Restate the records below word for word.
-------- EXTRACTED INFORMATION
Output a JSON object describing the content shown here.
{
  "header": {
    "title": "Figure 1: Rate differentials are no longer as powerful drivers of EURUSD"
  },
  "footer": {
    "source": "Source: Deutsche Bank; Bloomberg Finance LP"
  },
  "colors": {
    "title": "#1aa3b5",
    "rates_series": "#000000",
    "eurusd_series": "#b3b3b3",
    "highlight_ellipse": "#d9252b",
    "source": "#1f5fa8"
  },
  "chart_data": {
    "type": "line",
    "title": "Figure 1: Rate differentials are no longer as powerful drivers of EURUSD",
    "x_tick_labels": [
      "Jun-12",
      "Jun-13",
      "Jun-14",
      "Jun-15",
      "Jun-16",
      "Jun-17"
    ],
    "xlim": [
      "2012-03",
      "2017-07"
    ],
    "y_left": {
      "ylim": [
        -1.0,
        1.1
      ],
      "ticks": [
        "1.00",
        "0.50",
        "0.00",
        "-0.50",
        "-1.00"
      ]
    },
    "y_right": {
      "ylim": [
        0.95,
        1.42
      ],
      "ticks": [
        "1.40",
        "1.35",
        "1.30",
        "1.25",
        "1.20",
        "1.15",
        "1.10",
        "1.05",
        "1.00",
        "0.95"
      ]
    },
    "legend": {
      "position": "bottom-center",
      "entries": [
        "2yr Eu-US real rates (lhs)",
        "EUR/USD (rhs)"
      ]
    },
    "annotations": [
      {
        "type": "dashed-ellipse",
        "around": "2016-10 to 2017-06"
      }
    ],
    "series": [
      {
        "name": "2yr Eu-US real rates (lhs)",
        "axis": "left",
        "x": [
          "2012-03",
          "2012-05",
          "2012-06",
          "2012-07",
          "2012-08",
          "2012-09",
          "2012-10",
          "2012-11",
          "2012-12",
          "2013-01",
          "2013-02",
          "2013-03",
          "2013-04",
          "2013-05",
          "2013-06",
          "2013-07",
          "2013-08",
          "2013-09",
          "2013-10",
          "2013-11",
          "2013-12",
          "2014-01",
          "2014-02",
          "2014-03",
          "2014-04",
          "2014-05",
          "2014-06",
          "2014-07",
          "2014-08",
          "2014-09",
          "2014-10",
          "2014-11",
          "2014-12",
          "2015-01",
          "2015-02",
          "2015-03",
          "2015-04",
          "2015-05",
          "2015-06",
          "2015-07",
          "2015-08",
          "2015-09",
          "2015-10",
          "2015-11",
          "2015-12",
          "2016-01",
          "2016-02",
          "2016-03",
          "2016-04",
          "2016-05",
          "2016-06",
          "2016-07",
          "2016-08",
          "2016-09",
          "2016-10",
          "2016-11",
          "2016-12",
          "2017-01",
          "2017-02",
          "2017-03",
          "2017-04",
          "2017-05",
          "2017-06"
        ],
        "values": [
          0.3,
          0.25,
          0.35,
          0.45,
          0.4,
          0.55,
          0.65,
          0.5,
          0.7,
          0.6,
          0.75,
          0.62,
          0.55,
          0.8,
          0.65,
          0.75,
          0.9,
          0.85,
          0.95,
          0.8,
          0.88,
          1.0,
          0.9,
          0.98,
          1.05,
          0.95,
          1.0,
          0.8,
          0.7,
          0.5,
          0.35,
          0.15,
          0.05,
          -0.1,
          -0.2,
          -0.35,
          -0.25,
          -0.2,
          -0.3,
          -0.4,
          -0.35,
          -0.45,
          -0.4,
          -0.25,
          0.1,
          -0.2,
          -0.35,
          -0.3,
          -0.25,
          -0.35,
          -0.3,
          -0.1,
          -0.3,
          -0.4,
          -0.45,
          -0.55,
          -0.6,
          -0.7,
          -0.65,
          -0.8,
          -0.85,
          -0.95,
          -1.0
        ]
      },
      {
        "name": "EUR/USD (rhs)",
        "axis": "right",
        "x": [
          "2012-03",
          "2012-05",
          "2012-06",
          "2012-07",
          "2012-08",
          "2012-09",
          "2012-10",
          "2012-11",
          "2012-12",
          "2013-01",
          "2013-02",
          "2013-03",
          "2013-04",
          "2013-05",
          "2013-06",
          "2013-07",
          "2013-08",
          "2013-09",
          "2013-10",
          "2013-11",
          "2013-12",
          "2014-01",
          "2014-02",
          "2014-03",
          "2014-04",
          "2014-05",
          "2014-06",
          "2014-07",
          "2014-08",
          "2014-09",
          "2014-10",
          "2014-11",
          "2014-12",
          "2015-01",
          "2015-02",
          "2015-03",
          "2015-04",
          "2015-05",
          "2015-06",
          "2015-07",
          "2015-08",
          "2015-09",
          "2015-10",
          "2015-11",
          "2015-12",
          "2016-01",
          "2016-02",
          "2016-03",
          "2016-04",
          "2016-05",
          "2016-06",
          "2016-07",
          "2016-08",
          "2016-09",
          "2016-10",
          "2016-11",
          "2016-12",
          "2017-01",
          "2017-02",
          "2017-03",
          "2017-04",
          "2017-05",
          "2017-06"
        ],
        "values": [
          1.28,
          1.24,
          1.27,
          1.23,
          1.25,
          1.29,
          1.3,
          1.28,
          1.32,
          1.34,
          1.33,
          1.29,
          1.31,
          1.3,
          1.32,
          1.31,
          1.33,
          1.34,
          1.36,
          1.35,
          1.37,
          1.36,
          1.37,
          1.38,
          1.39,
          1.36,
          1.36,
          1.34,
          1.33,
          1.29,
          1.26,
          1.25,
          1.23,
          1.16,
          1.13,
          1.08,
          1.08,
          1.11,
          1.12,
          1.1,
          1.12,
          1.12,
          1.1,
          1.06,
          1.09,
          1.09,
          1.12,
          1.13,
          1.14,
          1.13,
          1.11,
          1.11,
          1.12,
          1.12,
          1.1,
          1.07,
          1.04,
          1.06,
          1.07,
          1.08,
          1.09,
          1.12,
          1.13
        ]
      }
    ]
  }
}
----------------
# REPLY
Output a JSON object describing the content shown here.
{
  "header": {
    "title": "Figure 1: Rate differentials are no longer as powerful drivers of EURUSD"
  },
  "footer": {
    "source": "Source: Deutsche Bank; Bloomberg Finance LP"
  },
  "colors": {
    "title": "#1aa3b5",
    "rates_series": "#000000",
    "eurusd_series": "#b3b3b3",
    "highlight_ellipse": "#d9252b",
    "source": "#1f5fa8"
  },
  "chart_data": {
    "type": "line",
    "title": "Figure 1: Rate differentials are no longer as powerful drivers of EURUSD",
    "x_tick_labels": [
      "Jun-12",
      "Jun-13",
      "Jun-14",
      "Jun-15",
      "Jun-16",
      "Jun-17"
    ],
    "xlim": [
      "2012-03",
      "2017-07"
    ],
    "y_left": {
      "ylim": [
        -1.0,
        1.1
      ],
      "ticks": [
        "1.00",
        "0.50",
        "0.00",
        "-0.50",
        "-1.00"
      ]
    },
    "y_right": {
      "ylim": [
        0.95,
        1.42
      ],
      "ticks": [
        "1.40",
        "1.35",
        "1.30",
        "1.25",
        "1.20",
        "1.15",
        "1.10",
        "1.05",
        "1.00",
        "0.95"
      ]
    },
    "legend": {
      "position": "bottom-center",
      "entries": [
        "2yr Eu-US real rates (lhs)",
        "EUR/USD (rhs)"
      ]
    },
    "annotations": [
      {
        "type": "dashed-ellipse",
        "around": "2016-10 to 2017-06"
      }
    ],
    "series": [
      {
        "name": "2yr Eu-US real rates (lhs)",
        "axis": "left",
        "x": [
          "2012-03",
          "2012-05",
          "2012-06",
          "2012-07",
          "2012-08",
          "2012-09",
          "2012-10",
          "2012-11",
          "2012-12",
          "2013-01",
          "2013-02",
          "2013-03",
          "2013-04",
          "2013-05",
          "2013-06",
          "2013-07",
          "2013-08",
          "2013-09",
          "2013-10",
          "2013-11",
          "2013-12",
          "2014-01",
          "2014-02",
          "2014-03",
          "2014-04",
          "2014-05",
          "2014-06",
          "2014-07",
          "2014-08",
          "2014-09",
          "2014-10",
          "2014-11",
          "2014-12",
          "2015-01",
          "2015-02",
          "2015-03",
          "2015-04",
          "2015-05",
          "2015-06",
          "2015-07",
          "2015-08",
          "2015-09",
          "2015-10",
          "2015-11",
          "2015-12",
          "2016-01",
          "2016-02",
          "2016-03",
          "2016-04",
          "2016-05",
          "2016-06",
          "2016-07",
          "2016-08",
          "2016-09",
          "2016-10",
          "2016-11",
          "2016-12",
          "2017-01",
          "2017-02",
          "2017-03",
          "2017-04",
          "2017-05",
          "2017-06"
        ],
        "values": [
          0.3,
          0.25,
          0.35,
          0.45,
          0.4,
          0.55,
          0.65,
          0.5,
          0.7,
          0.6,
          0.75,
          0.62,
          0.55,
          0.8,
          0.65,
          0.75,
          0.9,
          0.85,
          0.95,
          0.8,
          0.88,
          1.0,
          0.9,
          0.98,
          1.05,
          0.95,
          1.0,
          0.8,
          0.7,
          0.5,
          0.35,
          0.15,
          0.05,
          -0.1,
          -0.2,
          -0.35,
          -0.25,
          -0.2,
          -0.3,
          -0.4,
          -0.35,
          -0.45,
          -0.4,
          -0.25,
          0.1,
          -0.2,
          -0.35,
          -0.3,
          -0.25,
          -0.35,
          -0.3,
          -0.1,
          -0.3,
          -0.4,
          -0.45,
          -0.55,
          -0.6,
          -0.7,
          -0.65,
          -0.8,
          -0.85,
          -0.95,
          -1.0
        ]
      },
      {
        "name": "EUR/USD (rhs)",
        "axis": "right",
        "x": [
          "2012-03",
          "2012-05",
          "2012-06",
          "2012-07",
          "2012-08",
          "2012-09",
          "2012-10",
          "2012-11",
          "2012-12",
          "2013-01",
          "2013-02",
          "2013-03",
          "2013-04",
          "2013-05",
          "2013-06",
          "2013-07",
          "2013-08",
          "2013-09",
          "2013-10",
          "2013-11",
          "2013-12",
          "2014-01",
          "2014-02",
          "2014-03",
          "2014-04",
          "2014-05",
          "2014-06",
          "2014-07",
          "2014-08",
          "2014-09",
          "2014-10",
          "2014-11",
          "2014-12",
          "2015-01",
          "2015-02",
          "2015-03",
          "2015-04",
          "2015-05",
          "2015-06",
          "2015-07",
          "2015-08",
          "2015-09",
          "2015-10",
          "2015-11",
          "2015-12",
          "2016-01",
          "2016-02",
          "2016-03",
          "2016-04",
          "2016-05",
          "2016-06",
          "2016-07",
          "2016-08",
          "2016-09",
          "2016-10",
          "2016-11",
          "2016-12",
          "2017-01",
          "2017-02",
          "2017-03",
          "2017-04",
          "2017-05",
          "2017-06"
        ],
        "values": [
          1.28,
          1.24,
          1.27,
          1.23,
          1.25,
          1.29,
          1.3,
          1.28,
          1.32,
          1.34,
          1.33,
          1.29,
          1.31,
          1.3,
          1.32,
          1.31,
          1.33,
          1.34,
          1.36,
          1.35,
          1.37,
          1.36,
          1.37,
          1.38,
          1.39,
          1.36,
          1.36,
          1.34,
          1.33,
          1.29,
          1.26,
          1.25,
          1.23,
          1.16,
          1.13,
          1.08,
          1.08,
          1.11,
          1.12,
          1.1,
          1.12,
          1.12,
          1.1,
          1.06,
          1.09,
          1.09,
          1.12,
          1.13,
          1.14,
          1.13,
          1.11,
          1.11,
          1.12,
          1.12,
          1.1,
          1.07,
          1.04,
          1.06,
          1.07,
          1.08,
          1.09,
          1.12,
          1.13
        ]
      }
    ]
  }
}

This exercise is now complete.